## TASK PROMPT
Rewrite the records from their start through the line with "side-gridline [56, 18, 69, 29]", putting "bar-surroundings" wherever "bar-environment" occurs and leaving everything else unchanged.

**** GIVEN RECORDS ****

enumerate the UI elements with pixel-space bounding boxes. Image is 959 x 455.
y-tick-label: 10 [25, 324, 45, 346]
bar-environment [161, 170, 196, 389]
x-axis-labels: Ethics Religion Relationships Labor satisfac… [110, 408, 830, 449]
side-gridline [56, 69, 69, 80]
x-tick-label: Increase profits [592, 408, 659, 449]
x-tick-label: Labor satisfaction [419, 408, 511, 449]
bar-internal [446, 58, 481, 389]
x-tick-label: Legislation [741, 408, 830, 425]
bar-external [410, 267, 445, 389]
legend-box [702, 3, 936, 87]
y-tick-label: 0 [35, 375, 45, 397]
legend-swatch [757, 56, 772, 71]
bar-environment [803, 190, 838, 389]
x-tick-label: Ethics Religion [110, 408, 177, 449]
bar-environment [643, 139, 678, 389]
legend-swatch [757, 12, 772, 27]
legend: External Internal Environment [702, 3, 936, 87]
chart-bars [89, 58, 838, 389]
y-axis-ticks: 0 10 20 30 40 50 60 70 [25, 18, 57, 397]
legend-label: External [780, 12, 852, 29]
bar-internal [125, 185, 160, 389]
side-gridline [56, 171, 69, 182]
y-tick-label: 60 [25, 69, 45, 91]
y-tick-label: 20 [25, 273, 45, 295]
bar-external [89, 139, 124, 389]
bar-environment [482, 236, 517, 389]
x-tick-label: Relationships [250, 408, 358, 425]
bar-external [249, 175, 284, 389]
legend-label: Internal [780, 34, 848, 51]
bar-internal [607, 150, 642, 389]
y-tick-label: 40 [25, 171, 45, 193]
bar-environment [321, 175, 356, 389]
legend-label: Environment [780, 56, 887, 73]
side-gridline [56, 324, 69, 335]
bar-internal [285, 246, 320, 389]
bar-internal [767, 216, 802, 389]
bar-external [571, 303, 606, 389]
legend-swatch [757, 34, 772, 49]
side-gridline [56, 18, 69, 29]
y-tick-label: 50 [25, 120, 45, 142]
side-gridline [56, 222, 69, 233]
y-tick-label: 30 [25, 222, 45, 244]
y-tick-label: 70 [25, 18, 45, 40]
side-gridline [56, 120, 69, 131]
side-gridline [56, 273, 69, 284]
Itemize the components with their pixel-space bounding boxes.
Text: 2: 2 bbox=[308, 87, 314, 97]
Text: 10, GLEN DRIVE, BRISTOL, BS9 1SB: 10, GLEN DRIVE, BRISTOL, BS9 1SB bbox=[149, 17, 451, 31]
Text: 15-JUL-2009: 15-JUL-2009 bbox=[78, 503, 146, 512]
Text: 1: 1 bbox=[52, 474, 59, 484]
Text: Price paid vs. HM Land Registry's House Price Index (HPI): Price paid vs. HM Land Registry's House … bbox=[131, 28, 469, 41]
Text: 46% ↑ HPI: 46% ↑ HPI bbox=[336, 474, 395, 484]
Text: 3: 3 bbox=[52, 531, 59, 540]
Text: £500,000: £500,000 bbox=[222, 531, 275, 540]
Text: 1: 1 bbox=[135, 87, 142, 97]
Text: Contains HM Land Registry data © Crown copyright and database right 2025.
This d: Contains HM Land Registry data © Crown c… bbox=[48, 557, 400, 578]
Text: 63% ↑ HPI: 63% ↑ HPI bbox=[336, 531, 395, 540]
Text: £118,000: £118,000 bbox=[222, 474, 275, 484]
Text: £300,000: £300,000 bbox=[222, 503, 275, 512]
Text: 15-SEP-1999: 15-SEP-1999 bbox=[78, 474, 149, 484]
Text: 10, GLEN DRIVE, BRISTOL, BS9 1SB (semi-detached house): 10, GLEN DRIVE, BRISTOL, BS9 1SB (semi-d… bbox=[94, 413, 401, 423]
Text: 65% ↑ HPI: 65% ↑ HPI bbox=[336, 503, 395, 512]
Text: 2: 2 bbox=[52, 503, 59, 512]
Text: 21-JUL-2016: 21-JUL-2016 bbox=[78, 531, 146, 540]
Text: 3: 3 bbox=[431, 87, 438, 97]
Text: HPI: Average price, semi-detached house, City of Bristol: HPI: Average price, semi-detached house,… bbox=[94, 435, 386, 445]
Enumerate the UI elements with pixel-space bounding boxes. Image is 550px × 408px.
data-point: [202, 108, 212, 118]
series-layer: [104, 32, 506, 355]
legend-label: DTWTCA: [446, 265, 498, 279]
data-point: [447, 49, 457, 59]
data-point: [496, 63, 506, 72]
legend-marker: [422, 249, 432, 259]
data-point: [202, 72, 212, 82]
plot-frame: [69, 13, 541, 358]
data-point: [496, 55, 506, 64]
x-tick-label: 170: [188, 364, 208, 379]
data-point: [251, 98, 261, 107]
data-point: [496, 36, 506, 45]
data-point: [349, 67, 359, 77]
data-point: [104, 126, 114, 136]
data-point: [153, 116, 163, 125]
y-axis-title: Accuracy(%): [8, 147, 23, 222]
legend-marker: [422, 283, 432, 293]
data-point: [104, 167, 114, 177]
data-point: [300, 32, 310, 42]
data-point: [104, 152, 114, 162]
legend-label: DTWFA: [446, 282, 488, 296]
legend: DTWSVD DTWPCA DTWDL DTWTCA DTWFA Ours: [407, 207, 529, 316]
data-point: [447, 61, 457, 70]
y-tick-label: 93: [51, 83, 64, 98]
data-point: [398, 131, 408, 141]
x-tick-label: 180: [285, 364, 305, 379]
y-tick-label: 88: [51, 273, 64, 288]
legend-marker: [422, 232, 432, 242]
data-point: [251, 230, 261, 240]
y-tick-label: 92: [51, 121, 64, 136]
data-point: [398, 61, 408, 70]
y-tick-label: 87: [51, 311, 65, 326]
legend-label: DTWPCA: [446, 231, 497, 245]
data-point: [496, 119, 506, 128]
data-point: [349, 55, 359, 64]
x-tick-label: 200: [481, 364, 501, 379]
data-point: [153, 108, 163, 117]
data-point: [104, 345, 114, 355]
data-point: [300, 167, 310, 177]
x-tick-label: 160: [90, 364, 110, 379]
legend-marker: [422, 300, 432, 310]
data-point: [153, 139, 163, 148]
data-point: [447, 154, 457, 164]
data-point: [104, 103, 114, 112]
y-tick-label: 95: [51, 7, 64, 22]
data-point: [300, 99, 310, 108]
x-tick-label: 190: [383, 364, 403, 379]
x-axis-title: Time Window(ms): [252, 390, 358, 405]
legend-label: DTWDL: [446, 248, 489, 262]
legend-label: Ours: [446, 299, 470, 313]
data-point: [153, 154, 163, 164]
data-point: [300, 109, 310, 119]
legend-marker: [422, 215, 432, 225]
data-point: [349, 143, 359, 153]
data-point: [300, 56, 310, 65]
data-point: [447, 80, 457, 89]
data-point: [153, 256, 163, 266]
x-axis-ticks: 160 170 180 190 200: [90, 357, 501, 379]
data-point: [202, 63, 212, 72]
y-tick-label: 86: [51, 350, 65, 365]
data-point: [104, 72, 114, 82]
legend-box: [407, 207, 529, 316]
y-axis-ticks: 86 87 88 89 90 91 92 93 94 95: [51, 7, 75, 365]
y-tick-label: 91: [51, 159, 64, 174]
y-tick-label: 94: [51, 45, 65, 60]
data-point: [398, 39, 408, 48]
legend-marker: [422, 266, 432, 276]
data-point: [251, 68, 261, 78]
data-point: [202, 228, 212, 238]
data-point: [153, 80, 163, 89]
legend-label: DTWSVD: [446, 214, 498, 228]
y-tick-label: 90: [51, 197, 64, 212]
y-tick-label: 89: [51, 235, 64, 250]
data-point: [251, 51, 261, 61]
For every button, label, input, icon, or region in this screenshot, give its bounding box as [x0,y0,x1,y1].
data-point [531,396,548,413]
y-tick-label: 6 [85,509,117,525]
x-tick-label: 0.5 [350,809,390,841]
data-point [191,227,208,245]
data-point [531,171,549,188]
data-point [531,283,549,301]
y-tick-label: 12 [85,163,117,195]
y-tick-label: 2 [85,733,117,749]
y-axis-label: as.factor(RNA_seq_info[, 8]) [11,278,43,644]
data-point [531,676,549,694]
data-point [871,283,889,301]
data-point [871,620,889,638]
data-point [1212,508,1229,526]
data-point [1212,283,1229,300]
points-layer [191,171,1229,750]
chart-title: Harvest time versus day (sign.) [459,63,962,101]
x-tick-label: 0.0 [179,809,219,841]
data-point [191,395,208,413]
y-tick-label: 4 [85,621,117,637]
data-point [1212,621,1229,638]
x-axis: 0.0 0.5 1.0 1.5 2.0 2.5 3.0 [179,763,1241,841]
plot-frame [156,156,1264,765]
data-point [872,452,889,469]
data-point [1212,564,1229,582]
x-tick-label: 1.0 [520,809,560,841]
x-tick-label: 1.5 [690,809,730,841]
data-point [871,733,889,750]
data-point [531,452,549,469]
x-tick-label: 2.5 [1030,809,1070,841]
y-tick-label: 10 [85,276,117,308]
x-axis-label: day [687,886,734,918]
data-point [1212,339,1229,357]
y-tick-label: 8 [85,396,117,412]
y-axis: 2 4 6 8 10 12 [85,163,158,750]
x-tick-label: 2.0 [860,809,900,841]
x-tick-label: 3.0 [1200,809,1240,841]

****

## RESPONSE
enumerate the UI elements with pixel-space bounding boxes. Image is 959 x 455.
y-tick-label: 10 [25, 324, 45, 346]
bar-surroundings [161, 170, 196, 389]
x-axis-labels: Ethics Religion Relationships Labor satisfac… [110, 408, 830, 449]
side-gridline [56, 69, 69, 80]
x-tick-label: Increase profits [592, 408, 659, 449]
x-tick-label: Labor satisfaction [419, 408, 511, 449]
bar-internal [446, 58, 481, 389]
x-tick-label: Legislation [741, 408, 830, 425]
bar-external [410, 267, 445, 389]
legend-box [702, 3, 936, 87]
y-tick-label: 0 [35, 375, 45, 397]
legend-swatch [757, 56, 772, 71]
bar-surroundings [803, 190, 838, 389]
x-tick-label: Ethics Religion [110, 408, 177, 449]
bar-surroundings [643, 139, 678, 389]
legend-swatch [757, 12, 772, 27]
legend: External Internal Environment [702, 3, 936, 87]
chart-bars [89, 58, 838, 389]
y-axis-ticks: 0 10 20 30 40 50 60 70 [25, 18, 57, 397]
legend-label: External [780, 12, 852, 29]
bar-internal [125, 185, 160, 389]
side-gridline [56, 171, 69, 182]
y-tick-label: 60 [25, 69, 45, 91]
y-tick-label: 20 [25, 273, 45, 295]
bar-external [89, 139, 124, 389]
bar-surroundings [482, 236, 517, 389]
x-tick-label: Relationships [250, 408, 358, 425]
bar-external [249, 175, 284, 389]
legend-label: Internal [780, 34, 848, 51]
bar-internal [607, 150, 642, 389]
y-tick-label: 40 [25, 171, 45, 193]
bar-surroundings [321, 175, 356, 389]
legend-label: Environment [780, 56, 887, 73]
side-gridline [56, 324, 69, 335]
bar-internal [285, 246, 320, 389]
bar-internal [767, 216, 802, 389]
bar-external [571, 303, 606, 389]
legend-swatch [757, 34, 772, 49]
side-gridline [56, 18, 69, 29]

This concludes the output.